• _DATA PROVIDED_:
__________________________________________________

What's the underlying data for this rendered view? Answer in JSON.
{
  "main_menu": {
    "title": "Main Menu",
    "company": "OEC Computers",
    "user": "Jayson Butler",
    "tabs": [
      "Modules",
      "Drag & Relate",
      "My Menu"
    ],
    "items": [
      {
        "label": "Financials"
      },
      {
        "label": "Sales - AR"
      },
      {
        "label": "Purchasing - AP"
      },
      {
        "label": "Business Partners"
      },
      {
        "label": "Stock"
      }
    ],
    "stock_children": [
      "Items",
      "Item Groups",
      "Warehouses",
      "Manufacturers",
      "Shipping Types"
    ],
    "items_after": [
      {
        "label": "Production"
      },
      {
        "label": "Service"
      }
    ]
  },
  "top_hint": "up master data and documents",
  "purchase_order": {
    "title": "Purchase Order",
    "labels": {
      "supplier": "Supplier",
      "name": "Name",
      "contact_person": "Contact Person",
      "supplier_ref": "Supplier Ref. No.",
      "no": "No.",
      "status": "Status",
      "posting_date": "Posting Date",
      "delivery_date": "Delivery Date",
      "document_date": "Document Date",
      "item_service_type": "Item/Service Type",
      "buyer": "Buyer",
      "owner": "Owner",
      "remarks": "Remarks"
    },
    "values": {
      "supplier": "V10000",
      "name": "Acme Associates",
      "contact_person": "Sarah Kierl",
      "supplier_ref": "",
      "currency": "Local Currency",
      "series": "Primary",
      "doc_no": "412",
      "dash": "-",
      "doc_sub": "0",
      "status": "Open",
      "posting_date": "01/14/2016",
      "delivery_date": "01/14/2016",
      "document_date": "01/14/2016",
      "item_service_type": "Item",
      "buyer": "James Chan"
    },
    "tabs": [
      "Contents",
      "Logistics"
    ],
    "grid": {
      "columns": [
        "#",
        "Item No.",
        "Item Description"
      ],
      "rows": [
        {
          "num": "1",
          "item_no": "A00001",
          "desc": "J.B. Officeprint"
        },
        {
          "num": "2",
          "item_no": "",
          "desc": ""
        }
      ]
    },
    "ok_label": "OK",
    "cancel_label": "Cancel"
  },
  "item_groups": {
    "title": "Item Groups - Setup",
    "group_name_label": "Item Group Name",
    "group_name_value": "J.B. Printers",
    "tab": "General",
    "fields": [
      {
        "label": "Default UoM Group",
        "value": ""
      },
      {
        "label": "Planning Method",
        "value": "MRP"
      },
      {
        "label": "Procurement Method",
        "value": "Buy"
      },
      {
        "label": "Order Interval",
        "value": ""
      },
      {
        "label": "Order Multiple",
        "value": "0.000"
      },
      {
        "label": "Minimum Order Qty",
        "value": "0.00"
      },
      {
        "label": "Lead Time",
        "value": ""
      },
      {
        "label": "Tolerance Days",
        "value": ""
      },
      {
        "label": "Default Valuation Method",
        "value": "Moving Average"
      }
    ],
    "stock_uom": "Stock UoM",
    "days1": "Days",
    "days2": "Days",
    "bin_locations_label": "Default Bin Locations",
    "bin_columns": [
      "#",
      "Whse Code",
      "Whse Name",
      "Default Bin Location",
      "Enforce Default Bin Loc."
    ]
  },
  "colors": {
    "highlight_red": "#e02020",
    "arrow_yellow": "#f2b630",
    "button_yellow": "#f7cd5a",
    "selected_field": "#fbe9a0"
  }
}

__________________________________________________

• _EXERCISE DIRECTIONS_:
From the material above, count the lines that include "title" and give only the total.

• _IN RESPONSE_:
3